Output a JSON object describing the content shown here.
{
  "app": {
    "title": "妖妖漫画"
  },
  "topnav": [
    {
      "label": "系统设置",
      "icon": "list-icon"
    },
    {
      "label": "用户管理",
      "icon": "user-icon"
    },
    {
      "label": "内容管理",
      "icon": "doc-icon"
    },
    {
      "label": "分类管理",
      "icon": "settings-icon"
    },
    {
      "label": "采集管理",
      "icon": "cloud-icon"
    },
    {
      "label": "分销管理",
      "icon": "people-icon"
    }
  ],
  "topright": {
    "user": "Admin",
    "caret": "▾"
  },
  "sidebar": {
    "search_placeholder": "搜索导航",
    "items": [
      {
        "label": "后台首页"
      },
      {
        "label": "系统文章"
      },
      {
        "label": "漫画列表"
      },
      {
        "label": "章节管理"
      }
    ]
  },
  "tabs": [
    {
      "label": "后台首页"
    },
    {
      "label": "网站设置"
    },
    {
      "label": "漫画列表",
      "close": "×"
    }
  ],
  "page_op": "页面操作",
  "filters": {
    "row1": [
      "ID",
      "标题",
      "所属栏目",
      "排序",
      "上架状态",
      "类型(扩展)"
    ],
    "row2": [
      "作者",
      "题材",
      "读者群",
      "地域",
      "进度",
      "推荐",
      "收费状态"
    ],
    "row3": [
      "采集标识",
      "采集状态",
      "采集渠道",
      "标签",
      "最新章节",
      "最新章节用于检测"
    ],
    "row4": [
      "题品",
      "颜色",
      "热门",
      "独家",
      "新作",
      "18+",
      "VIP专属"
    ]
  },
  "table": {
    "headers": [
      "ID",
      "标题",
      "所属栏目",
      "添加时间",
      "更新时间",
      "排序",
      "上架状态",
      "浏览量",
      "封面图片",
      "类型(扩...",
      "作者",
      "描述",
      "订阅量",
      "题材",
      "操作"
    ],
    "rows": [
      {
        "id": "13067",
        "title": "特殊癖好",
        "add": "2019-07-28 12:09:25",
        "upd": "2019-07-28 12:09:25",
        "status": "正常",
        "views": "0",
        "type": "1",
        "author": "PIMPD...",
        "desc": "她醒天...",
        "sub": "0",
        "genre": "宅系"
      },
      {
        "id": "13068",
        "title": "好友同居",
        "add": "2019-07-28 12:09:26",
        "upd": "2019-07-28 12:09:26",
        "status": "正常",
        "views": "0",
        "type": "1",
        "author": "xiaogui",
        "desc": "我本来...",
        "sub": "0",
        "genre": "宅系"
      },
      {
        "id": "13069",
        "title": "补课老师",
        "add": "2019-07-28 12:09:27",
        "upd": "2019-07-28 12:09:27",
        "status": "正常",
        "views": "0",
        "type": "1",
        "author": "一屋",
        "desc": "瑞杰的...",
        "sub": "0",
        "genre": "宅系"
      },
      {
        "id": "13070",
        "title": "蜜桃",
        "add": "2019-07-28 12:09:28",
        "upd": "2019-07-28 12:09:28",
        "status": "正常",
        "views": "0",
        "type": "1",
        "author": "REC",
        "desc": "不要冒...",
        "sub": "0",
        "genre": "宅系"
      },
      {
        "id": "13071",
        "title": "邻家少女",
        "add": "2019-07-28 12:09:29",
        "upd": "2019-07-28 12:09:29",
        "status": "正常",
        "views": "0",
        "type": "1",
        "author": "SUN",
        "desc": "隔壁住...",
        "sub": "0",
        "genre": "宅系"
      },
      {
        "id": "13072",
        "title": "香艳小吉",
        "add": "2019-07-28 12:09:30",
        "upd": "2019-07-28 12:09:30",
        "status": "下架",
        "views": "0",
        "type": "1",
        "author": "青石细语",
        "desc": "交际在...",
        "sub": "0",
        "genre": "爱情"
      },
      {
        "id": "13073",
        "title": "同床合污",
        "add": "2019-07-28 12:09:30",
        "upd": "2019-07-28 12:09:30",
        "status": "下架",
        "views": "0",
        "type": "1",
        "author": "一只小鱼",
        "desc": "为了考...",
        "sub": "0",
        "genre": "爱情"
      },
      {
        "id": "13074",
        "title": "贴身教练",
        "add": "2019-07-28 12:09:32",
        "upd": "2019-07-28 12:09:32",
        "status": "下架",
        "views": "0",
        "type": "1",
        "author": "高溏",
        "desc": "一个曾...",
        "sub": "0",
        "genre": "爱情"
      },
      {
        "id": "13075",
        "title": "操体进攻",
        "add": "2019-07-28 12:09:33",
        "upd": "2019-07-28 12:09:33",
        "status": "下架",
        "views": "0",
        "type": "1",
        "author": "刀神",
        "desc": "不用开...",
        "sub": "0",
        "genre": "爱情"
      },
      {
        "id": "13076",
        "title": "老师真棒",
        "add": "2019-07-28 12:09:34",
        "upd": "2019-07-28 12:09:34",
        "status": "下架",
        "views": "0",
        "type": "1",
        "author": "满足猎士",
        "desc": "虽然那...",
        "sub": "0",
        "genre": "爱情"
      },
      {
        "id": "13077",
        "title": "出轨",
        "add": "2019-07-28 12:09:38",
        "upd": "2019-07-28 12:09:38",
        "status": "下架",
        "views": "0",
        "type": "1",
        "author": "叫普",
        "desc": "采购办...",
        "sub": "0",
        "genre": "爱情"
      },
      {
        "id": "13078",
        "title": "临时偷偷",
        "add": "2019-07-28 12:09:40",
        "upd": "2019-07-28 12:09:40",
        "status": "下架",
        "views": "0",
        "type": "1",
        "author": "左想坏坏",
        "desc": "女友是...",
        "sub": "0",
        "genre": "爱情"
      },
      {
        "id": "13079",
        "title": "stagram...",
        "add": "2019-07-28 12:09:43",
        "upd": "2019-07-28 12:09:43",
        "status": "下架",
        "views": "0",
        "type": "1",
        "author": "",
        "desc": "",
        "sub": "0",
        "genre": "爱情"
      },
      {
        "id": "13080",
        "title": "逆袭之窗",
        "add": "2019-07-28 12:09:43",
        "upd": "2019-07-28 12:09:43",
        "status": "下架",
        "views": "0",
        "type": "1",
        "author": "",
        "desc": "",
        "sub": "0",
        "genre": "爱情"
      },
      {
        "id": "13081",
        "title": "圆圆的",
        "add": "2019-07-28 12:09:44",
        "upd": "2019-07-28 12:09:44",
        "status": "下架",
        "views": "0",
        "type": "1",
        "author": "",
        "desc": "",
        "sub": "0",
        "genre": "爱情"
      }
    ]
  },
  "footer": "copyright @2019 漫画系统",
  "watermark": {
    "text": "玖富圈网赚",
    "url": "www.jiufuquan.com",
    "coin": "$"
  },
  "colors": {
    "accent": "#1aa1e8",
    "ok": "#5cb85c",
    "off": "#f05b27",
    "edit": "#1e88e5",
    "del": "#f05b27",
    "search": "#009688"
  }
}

### Job
Every record above should be copied exactly.

### Task result
Output a JSON object describing the content shown here.
{
  "app": {
    "title": "妖妖漫画"
  },
  "topnav": [
    {
      "label": "系统设置",
      "icon": "list-icon"
    },
    {
      "label": "用户管理",
      "icon": "user-icon"
    },
    {
      "label": "内容管理",
      "icon": "doc-icon"
    },
    {
      "label": "分类管理",
      "icon": "settings-icon"
    },
    {
      "label": "采集管理",
      "icon": "cloud-icon"
    },
    {
      "label": "分销管理",
      "icon": "people-icon"
    }
  ],
  "topright": {
    "user": "Admin",
    "caret": "▾"
  },
  "sidebar": {
    "search_placeholder": "搜索导航",
    "items": [
      {
        "label": "后台首页"
      },
      {
        "label": "系统文章"
      },
      {
        "label": "漫画列表"
      },
      {
        "label": "章节管理"
      }
    ]
  },
  "tabs": [
    {
      "label": "后台首页"
    },
    {
      "label": "网站设置"
    },
    {
      "label": "漫画列表",
      "close": "×"
    }
  ],
  "page_op": "页面操作",
  "filters": {
    "row1": [
      "ID",
      "标题",
      "所属栏目",
      "排序",
      "上架状态",
      "类型(扩展)"
    ],
    "row2": [
      "作者",
      "题材",
      "读者群",
      "地域",
      "进度",
      "推荐",
      "收费状态"
    ],
    "row3": [
      "采集标识",
      "采集状态",
      "采集渠道",
      "标签",
      "最新章节",
      "最新章节用于检测"
    ],
    "row4": [
      "题品",
      "颜色",
      "热门",
      "独家",
      "新作",
      "18+",
      "VIP专属"
    ]
  },
  "table": {
    "headers": [
      "ID",
      "标题",
      "所属栏目",
      "添加时间",
      "更新时间",
      "排序",
      "上架状态",
      "浏览量",
      "封面图片",
      "类型(扩...",
      "作者",
      "描述",
      "订阅量",
      "题材",
      "操作"
    ],
    "rows": [
      {
        "id": "13067",
        "title": "特殊癖好",
        "add": "2019-07-28 12:09:25",
        "upd": "2019-07-28 12:09:25",
        "status": "正常",
        "views": "0",
        "type": "1",
        "author": "PIMPD...",
        "desc": "她醒天...",
        "sub": "0",
        "genre": "宅系"
      },
      {
        "id": "13068",
        "title": "好友同居",
        "add": "2019-07-28 12:09:26",
        "upd": "2019-07-28 12:09:26",
        "status": "正常",
        "views": "0",
        "type": "1",
        "author": "xiaogui",
        "desc": "我本来...",
        "sub": "0",
        "genre": "宅系"
      },
      {
        "id": "13069",
        "title": "补课老师",
        "add": "2019-07-28 12:09:27",
        "upd": "2019-07-28 12:09:27",
        "status": "正常",
        "views": "0",
        "type": "1",
        "author": "一屋",
        "desc": "瑞杰的...",
        "sub": "0",
        "genre": "宅系"
      },
      {
        "id": "13070",
        "title": "蜜桃",
        "add": "2019-07-28 12:09:28",
        "upd": "2019-07-28 12:09:28",
        "status": "正常",
        "views": "0",
        "type": "1",
        "author": "REC",
        "desc": "不要冒...",
        "sub": "0",
        "genre": "宅系"
      },
      {
        "id": "13071",
        "title": "邻家少女",
        "add": "2019-07-28 12:09:29",
        "upd": "2019-07-28 12:09:29",
        "status": "正常",
        "views": "0",
        "type": "1",
        "author": "SUN",
        "desc": "隔壁住...",
        "sub": "0",
        "genre": "宅系"
      },
      {
        "id": "13072",
        "title": "香艳小吉",
        "add": "2019-07-28 12:09:30",
        "upd": "2019-07-28 12:09:30",
        "status": "下架",
        "views": "0",
        "type": "1",
        "author": "青石细语",
        "desc": "交际在...",
        "sub": "0",
        "genre": "爱情"
      },
      {
        "id": "13073",
        "title": "同床合污",
        "add": "2019-07-28 12:09:30",
        "upd": "2019-07-28 12:09:30",
        "status": "下架",
        "views": "0",
        "type": "1",
        "author": "一只小鱼",
        "desc": "为了考...",
        "sub": "0",
        "genre": "爱情"
      },
      {
        "id": "13074",
        "title": "贴身教练",
        "add": "2019-07-28 12:09:32",
        "upd": "2019-07-28 12:09:32",
        "status": "下架",
        "views": "0",
        "type": "1",
        "author": "高溏",
        "desc": "一个曾...",
        "sub": "0",
        "genre": "爱情"
      },
      {
        "id": "13075",
        "title": "操体进攻",
        "add": "2019-07-28 12:09:33",
        "upd": "2019-07-28 12:09:33",
        "status": "下架",
        "views": "0",
        "type": "1",
        "author": "刀神",
        "desc": "不用开...",
        "sub": "0",
        "genre": "爱情"
      },
      {
        "id": "13076",
        "title": "老师真棒",
        "add": "2019-07-28 12:09:34",
        "upd": "2019-07-28 12:09:34",
        "status": "下架",
        "views": "0",
        "type": "1",
        "author": "满足猎士",
        "desc": "虽然那...",
        "sub": "0",
        "genre": "爱情"
      },
      {
        "id": "13077",
        "title": "出轨",
        "add": "2019-07-28 12:09:38",
        "upd": "2019-07-28 12:09:38",
        "status": "下架",
        "views": "0",
        "type": "1",
        "author": "叫普",
        "desc": "采购办...",
        "sub": "0",
        "genre": "爱情"
      },
      {
        "id": "13078",
        "title": "临时偷偷",
        "add": "2019-07-28 12:09:40",
        "upd": "2019-07-28 12:09:40",
        "status": "下架",
        "views": "0",
        "type": "1",
        "author": "左想坏坏",
        "desc": "女友是...",
        "sub": "0",
        "genre": "爱情"
      },
      {
        "id": "13079",
        "title": "stagram...",
        "add": "2019-07-28 12:09:43",
        "upd": "2019-07-28 12:09:43",
        "status": "下架",
        "views": "0",
        "type": "1",
        "author": "",
        "desc": "",
        "sub": "0",
        "genre": "爱情"
      },
      {
        "id": "13080",
        "title": "逆袭之窗",
        "add": "2019-07-28 12:09:43",
        "upd": "2019-07-28 12:09:43",
        "status": "下架",
        "views": "0",
        "type": "1",
        "author": "",
        "desc": "",
        "sub": "0",
        "genre": "爱情"
      },
      {
        "id": "13081",
        "title": "圆圆的",
        "add": "2019-07-28 12:09:44",
        "upd": "2019-07-28 12:09:44",
        "status": "下架",
        "views": "0",
        "type": "1",
        "author": "",
        "desc": "",
        "sub": "0",
        "genre": "爱情"
      }
    ]
  },
  "footer": "copyright @2019 漫画系统",
  "watermark": {
    "text": "玖富圈网赚",
    "url": "www.jiufuquan.com",
    "coin": "$"
  },
  "colors": {
    "accent": "#1aa1e8",
    "ok": "#5cb85c",
    "off": "#f05b27",
    "edit": "#1e88e5",
    "del": "#f05b27",
    "search": "#009688"
  }
}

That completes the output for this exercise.